[Items from a figure collection]
--- START ---

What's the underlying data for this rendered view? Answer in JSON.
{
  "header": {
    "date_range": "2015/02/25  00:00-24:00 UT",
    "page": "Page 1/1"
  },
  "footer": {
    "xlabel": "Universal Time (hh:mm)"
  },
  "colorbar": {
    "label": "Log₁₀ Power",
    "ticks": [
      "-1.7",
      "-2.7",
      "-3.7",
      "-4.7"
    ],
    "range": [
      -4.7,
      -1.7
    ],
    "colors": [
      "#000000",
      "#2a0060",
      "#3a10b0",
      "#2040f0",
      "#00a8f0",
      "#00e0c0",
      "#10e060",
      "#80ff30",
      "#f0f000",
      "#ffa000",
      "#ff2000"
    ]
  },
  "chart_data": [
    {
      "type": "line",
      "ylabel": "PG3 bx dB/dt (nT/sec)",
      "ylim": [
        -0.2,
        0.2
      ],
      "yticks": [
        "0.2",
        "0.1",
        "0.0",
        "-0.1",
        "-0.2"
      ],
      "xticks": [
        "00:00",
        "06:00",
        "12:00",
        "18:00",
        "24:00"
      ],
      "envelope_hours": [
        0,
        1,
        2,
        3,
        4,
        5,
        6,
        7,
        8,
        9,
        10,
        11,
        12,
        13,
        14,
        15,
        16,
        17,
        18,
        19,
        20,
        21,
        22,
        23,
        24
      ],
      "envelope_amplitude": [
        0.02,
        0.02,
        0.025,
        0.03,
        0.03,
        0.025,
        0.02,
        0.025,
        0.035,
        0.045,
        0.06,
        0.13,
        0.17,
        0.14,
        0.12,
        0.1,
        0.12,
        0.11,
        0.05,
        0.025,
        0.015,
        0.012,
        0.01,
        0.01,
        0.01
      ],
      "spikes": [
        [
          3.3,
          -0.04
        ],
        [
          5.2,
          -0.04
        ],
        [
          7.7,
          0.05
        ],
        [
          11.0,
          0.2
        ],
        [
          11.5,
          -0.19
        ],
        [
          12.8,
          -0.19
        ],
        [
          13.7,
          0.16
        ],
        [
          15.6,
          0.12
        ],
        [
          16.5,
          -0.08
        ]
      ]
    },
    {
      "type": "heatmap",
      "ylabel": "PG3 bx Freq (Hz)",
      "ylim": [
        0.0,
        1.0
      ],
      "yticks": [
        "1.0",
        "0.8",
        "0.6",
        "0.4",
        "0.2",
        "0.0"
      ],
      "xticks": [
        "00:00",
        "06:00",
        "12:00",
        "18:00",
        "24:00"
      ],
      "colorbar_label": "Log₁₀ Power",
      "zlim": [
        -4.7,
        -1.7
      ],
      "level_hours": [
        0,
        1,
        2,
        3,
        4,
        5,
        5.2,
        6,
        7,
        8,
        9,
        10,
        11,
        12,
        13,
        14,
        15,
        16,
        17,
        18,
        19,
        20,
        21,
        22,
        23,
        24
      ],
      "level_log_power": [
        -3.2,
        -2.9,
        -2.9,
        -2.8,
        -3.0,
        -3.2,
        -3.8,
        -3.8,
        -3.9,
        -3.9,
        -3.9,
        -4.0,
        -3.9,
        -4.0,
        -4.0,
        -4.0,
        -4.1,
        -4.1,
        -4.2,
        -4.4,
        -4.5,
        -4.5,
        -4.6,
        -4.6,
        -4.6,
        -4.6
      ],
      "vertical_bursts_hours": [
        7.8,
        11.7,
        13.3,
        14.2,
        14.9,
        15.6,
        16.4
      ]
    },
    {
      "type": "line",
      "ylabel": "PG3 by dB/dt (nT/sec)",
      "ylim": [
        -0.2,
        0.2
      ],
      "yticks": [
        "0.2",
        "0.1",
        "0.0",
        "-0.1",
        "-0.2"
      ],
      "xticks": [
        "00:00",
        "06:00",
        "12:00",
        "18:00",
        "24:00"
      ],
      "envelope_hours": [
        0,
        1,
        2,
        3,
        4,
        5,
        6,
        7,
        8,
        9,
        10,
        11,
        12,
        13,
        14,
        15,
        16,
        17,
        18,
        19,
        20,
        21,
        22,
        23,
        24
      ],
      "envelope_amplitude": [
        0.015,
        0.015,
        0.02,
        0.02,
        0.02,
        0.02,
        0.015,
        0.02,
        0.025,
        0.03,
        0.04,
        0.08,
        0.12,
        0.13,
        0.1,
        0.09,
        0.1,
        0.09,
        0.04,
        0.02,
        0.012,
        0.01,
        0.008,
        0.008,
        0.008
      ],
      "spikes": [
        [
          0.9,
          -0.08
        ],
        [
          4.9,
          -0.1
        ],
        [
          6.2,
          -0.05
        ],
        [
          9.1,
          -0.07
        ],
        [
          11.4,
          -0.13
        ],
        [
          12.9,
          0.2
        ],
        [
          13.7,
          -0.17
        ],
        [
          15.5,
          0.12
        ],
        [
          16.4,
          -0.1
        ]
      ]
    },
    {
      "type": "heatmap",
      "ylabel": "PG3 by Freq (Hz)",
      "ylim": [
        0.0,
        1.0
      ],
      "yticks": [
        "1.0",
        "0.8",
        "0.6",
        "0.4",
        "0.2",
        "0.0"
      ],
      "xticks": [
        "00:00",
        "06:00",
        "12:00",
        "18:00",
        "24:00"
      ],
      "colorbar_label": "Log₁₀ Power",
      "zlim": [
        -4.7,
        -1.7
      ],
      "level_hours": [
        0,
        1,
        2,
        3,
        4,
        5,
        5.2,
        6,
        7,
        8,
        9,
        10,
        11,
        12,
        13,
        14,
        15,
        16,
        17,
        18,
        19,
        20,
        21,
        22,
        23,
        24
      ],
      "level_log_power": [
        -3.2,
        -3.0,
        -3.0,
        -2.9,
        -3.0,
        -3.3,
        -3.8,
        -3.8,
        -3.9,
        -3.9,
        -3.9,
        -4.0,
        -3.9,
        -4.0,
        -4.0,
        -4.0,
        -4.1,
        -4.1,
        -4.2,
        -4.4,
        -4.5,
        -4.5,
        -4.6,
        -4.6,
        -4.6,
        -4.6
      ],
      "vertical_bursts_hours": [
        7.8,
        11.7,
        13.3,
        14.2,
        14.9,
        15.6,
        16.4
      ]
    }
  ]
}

--- END ---

Output the records verbatim, from the first line to the last.

### TASK SOLUTION
What's the underlying data for this rendered view? Answer in JSON.
{
  "header": {
    "date_range": "2015/02/25  00:00-24:00 UT",
    "page": "Page 1/1"
  },
  "footer": {
    "xlabel": "Universal Time (hh:mm)"
  },
  "colorbar": {
    "label": "Log₁₀ Power",
    "ticks": [
      "-1.7",
      "-2.7",
      "-3.7",
      "-4.7"
    ],
    "range": [
      -4.7,
      -1.7
    ],
    "colors": [
      "#000000",
      "#2a0060",
      "#3a10b0",
      "#2040f0",
      "#00a8f0",
      "#00e0c0",
      "#10e060",
      "#80ff30",
      "#f0f000",
      "#ffa000",
      "#ff2000"
    ]
  },
  "chart_data": [
    {
      "type": "line",
      "ylabel": "PG3 bx dB/dt (nT/sec)",
      "ylim": [
        -0.2,
        0.2
      ],
      "yticks": [
        "0.2",
        "0.1",
        "0.0",
        "-0.1",
        "-0.2"
      ],
      "xticks": [
        "00:00",
        "06:00",
        "12:00",
        "18:00",
        "24:00"
      ],
      "envelope_hours": [
        0,
        1,
        2,
        3,
        4,
        5,
        6,
        7,
        8,
        9,
        10,
        11,
        12,
        13,
        14,
        15,
        16,
        17,
        18,
        19,
        20,
        21,
        22,
        23,
        24
      ],
      "envelope_amplitude": [
        0.02,
        0.02,
        0.025,
        0.03,
        0.03,
        0.025,
        0.02,
        0.025,
        0.035,
        0.045,
        0.06,
        0.13,
        0.17,
        0.14,
        0.12,
        0.1,
        0.12,
        0.11,
        0.05,
        0.025,
        0.015,
        0.012,
        0.01,
        0.01,
        0.01
      ],
      "spikes": [
        [
          3.3,
          -0.04
        ],
        [
          5.2,
          -0.04
        ],
        [
          7.7,
          0.05
        ],
        [
          11.0,
          0.2
        ],
        [
          11.5,
          -0.19
        ],
        [
          12.8,
          -0.19
        ],
        [
          13.7,
          0.16
        ],
        [
          15.6,
          0.12
        ],
        [
          16.5,
          -0.08
        ]
      ]
    },
    {
      "type": "heatmap",
      "ylabel": "PG3 bx Freq (Hz)",
      "ylim": [
        0.0,
        1.0
      ],
      "yticks": [
        "1.0",
        "0.8",
        "0.6",
        "0.4",
        "0.2",
        "0.0"
      ],
      "xticks": [
        "00:00",
        "06:00",
        "12:00",
        "18:00",
        "24:00"
      ],
      "colorbar_label": "Log₁₀ Power",
      "zlim": [
        -4.7,
        -1.7
      ],
      "level_hours": [
        0,
        1,
        2,
        3,
        4,
        5,
        5.2,
        6,
        7,
        8,
        9,
        10,
        11,
        12,
        13,
        14,
        15,
        16,
        17,
        18,
        19,
        20,
        21,
        22,
        23,
        24
      ],
      "level_log_power": [
        -3.2,
        -2.9,
        -2.9,
        -2.8,
        -3.0,
        -3.2,
        -3.8,
        -3.8,
        -3.9,
        -3.9,
        -3.9,
        -4.0,
        -3.9,
        -4.0,
        -4.0,
        -4.0,
        -4.1,
        -4.1,
        -4.2,
        -4.4,
        -4.5,
        -4.5,
        -4.6,
        -4.6,
        -4.6,
        -4.6
      ],
      "vertical_bursts_hours": [
        7.8,
        11.7,
        13.3,
        14.2,
        14.9,
        15.6,
        16.4
      ]
    },
    {
      "type": "line",
      "ylabel": "PG3 by dB/dt (nT/sec)",
      "ylim": [
        -0.2,
        0.2
      ],
      "yticks": [
        "0.2",
        "0.1",
        "0.0",
        "-0.1",
        "-0.2"
      ],
      "xticks": [
        "00:00",
        "06:00",
        "12:00",
        "18:00",
        "24:00"
      ],
      "envelope_hours": [
        0,
        1,
        2,
        3,
        4,
        5,
        6,
        7,
        8,
        9,
        10,
        11,
        12,
        13,
        14,
        15,
        16,
        17,
        18,
        19,
        20,
        21,
        22,
        23,
        24
      ],
      "envelope_amplitude": [
        0.015,
        0.015,
        0.02,
        0.02,
        0.02,
        0.02,
        0.015,
        0.02,
        0.025,
        0.03,
        0.04,
        0.08,
        0.12,
        0.13,
        0.1,
        0.09,
        0.1,
        0.09,
        0.04,
        0.02,
        0.012,
        0.01,
        0.008,
        0.008,
        0.008
      ],
      "spikes": [
        [
          0.9,
          -0.08
        ],
        [
          4.9,
          -0.1
        ],
        [
          6.2,
          -0.05
        ],
        [
          9.1,
          -0.07
        ],
        [
          11.4,
          -0.13
        ],
        [
          12.9,
          0.2
        ],
        [
          13.7,
          -0.17
        ],
        [
          15.5,
          0.12
        ],
        [
          16.4,
          -0.1
        ]
      ]
    },
    {
      "type": "heatmap",
      "ylabel": "PG3 by Freq (Hz)",
      "ylim": [
        0.0,
        1.0
      ],
      "yticks": [
        "1.0",
        "0.8",
        "0.6",
        "0.4",
        "0.2",
        "0.0"
      ],
      "xticks": [
        "00:00",
        "06:00",
        "12:00",
        "18:00",
        "24:00"
      ],
      "colorbar_label": "Log₁₀ Power",
      "zlim": [
        -4.7,
        -1.7
      ],
      "level_hours": [
        0,
        1,
        2,
        3,
        4,
        5,
        5.2,
        6,
        7,
        8,
        9,
        10,
        11,
        12,
        13,
        14,
        15,
        16,
        17,
        18,
        19,
        20,
        21,
        22,
        23,
        24
      ],
      "level_log_power": [
        -3.2,
        -3.0,
        -3.0,
        -2.9,
        -3.0,
        -3.3,
        -3.8,
        -3.8,
        -3.9,
        -3.9,
        -3.9,
        -4.0,
        -3.9,
        -4.0,
        -4.0,
        -4.0,
        -4.1,
        -4.1,
        -4.2,
        -4.4,
        -4.5,
        -4.5,
        -4.6,
        -4.6,
        -4.6,
        -4.6
      ],
      "vertical_bursts_hours": [
        7.8,
        11.7,
        13.3,
        14.2,
        14.9,
        15.6,
        16.4
      ]
    }
  ]
}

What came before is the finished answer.